▶ [What to produce]
Starting with the line that contains "OCR this image.", copy each line exactly through the end of the listing, and omit all pictures.

▬▬▬

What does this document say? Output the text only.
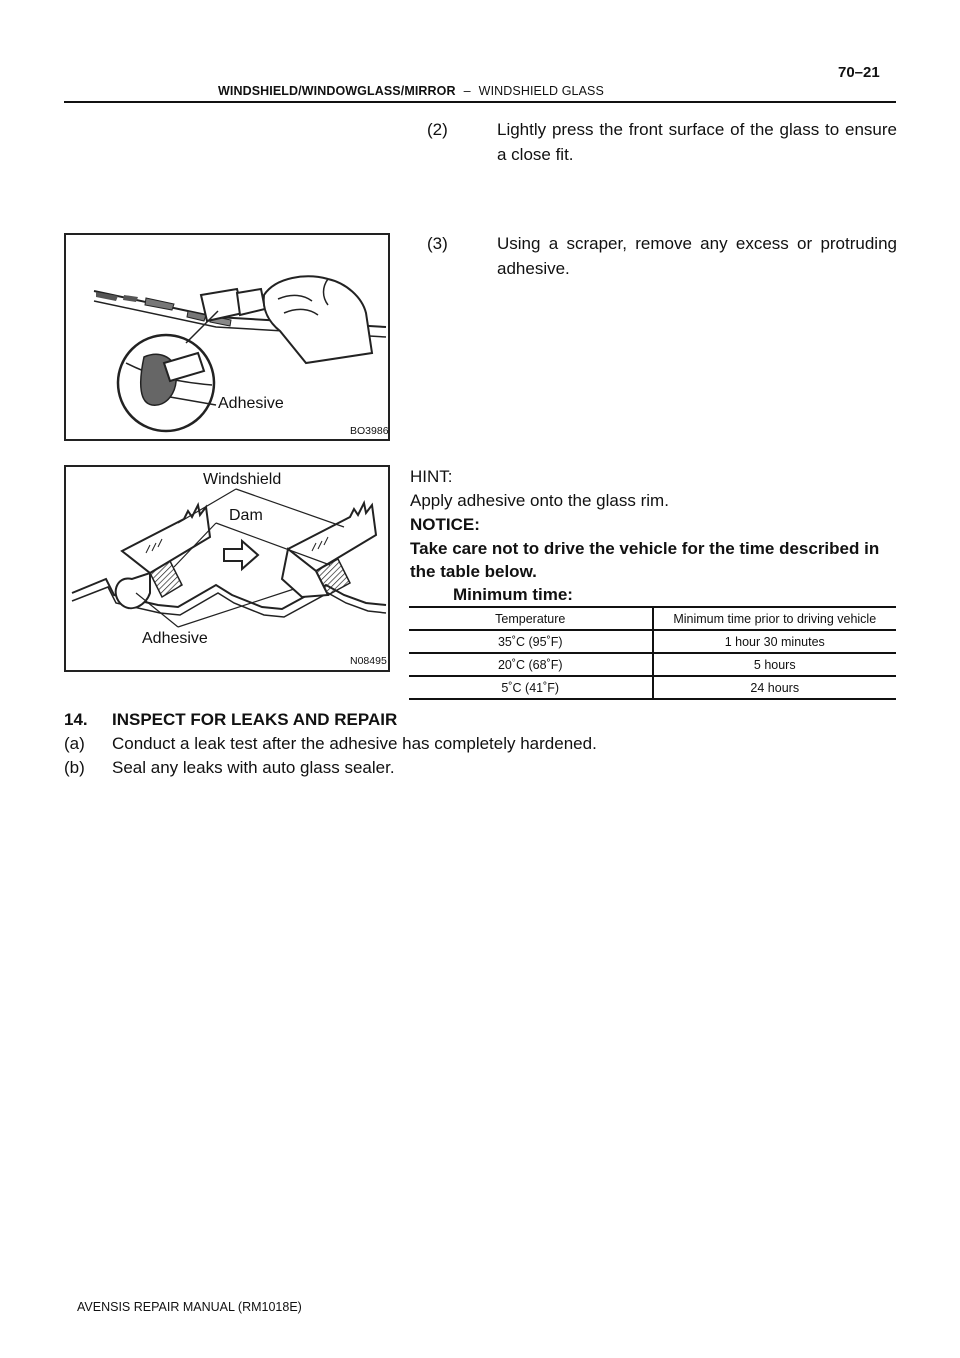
WINDSHIELD/WINDOWGLASS/MIRROR – WINDSHIELD GLASS
70–21
(2)	Lightly press the front surface of the glass to ensure a close fit.
(3)	Using a scraper, remove any excess or protruding adhesive.
Adhesive
BO3986
Windshield
Dam
Adhesive
N08495
HINT:
Apply adhesive onto the glass rim.
NOTICE:
Take care not to drive the vehicle for the time described in
the table below.
Minimum time:
Temperature	Minimum time prior to driving vehicle
35˚C (95˚F)	1 hour 30 minutes
20˚C (68˚F)	5 hours
5˚C (41˚F)	24 hours
14. INSPECT FOR LEAKS AND REPAIR
(a) Conduct a leak test after the adhesive has completely hardened.
(b) Seal any leaks with auto glass sealer.
AVENSIS REPAIR MANUAL (RM1018E)
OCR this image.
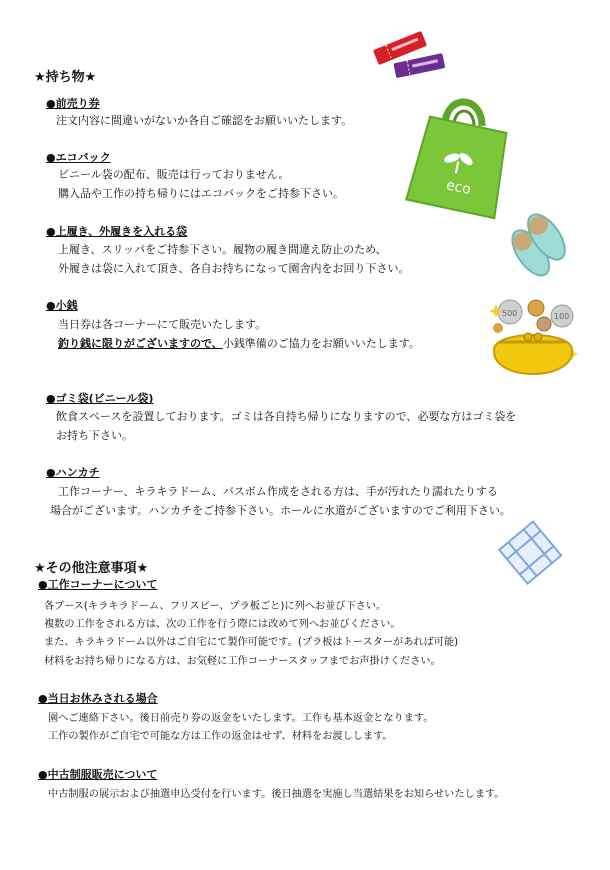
★持ち物★
●前売り券
注文内容に間違いがないか各自ご確認をお願いいたします。
●エコバック
ビニール袋の配布、販売は行っておりません。
購入品や工作の持ち帰りにはエコバックをご持参下さい。
●上履き、外履きを入れる袋
上履き、スリッパをご持参下さい。履物の履き間違え防止のため、
外履きは袋に入れて頂き、各自お持ちになって園舎内をお回り下さい。
●小銭
当日券は各コーナーにて販売いたします。
釣り銭に限りがございますので、小銭準備のご協力をお願いいたします。
●ゴミ袋(ビニール袋)
飲食スペースを設置しております。ゴミは各自持ち帰りになりますので、必要な方はゴミ袋を
お持ち下さい。
●ハンカチ
工作コーナー、キラキラドーム、バスボム作成をされる方は、手が汚れたり濡れたりする
場合がございます。ハンカチをご持参下さい。ホールに水道がございますのでご利用下さい。
★その他注意事項★
●工作コーナーについて
各ブース(キラキラドーム、フリスビー、プラ板ごと)に列へお並び下さい。
複数の工作をされる方は、次の工作を行う際には改めて列へお並びください。
また、キラキラドーム以外はご自宅にて製作可能です。(プラ板はトースターがあれば可能)
材料をお持ち帰りになる方は、お気軽に工作コーナースタッフまでお声掛けください。
●当日お休みされる場合
園へご連絡下さい。後日前売り券の返金をいたします。工作も基本返金となります。
工作の製作がご自宅で可能な方は工作の返金はせず、材料をお渡しします。
●中古制服販売について
中古制服の展示および抽選申込受付を行います。後日抽選を実施し当選結果をお知らせいたします。
eco
500	100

▬▬▬

▶ [Task result]
OCR this image.
★持ち物★
●前売り券
注文内容に間違いがないか各自ご確認をお願いいたします。
●エコバック
ビニール袋の配布、販売は行っておりません。
購入品や工作の持ち帰りにはエコバックをご持参下さい。
●上履き、外履きを入れる袋
上履き、スリッパをご持参下さい。履物の履き間違え防止のため、
外履きは袋に入れて頂き、各自お持ちになって園舎内をお回り下さい。
●小銭
当日券は各コーナーにて販売いたします。
釣り銭に限りがございますので、小銭準備のご協力をお願いいたします。
●ゴミ袋(ビニール袋)
飲食スペースを設置しております。ゴミは各自持ち帰りになりますので、必要な方はゴミ袋を
お持ち下さい。
●ハンカチ
工作コーナー、キラキラドーム、バスボム作成をされる方は、手が汚れたり濡れたりする
場合がございます。ハンカチをご持参下さい。ホールに水道がございますのでご利用下さい。
★その他注意事項★
●工作コーナーについて
各ブース(キラキラドーム、フリスビー、プラ板ごと)に列へお並び下さい。
複数の工作をされる方は、次の工作を行う際には改めて列へお並びください。
また、キラキラドーム以外はご自宅にて製作可能です。(プラ板はトースターがあれば可能)
材料をお持ち帰りになる方は、お気軽に工作コーナースタッフまでお声掛けください。
●当日お休みされる場合
園へご連絡下さい。後日前売り券の返金をいたします。工作も基本返金となります。
工作の製作がご自宅で可能な方は工作の返金はせず、材料をお渡しします。
●中古制服販売について
中古制服の展示および抽選申込受付を行います。後日抽選を実施し当選結果をお知らせいたします。
eco
500	100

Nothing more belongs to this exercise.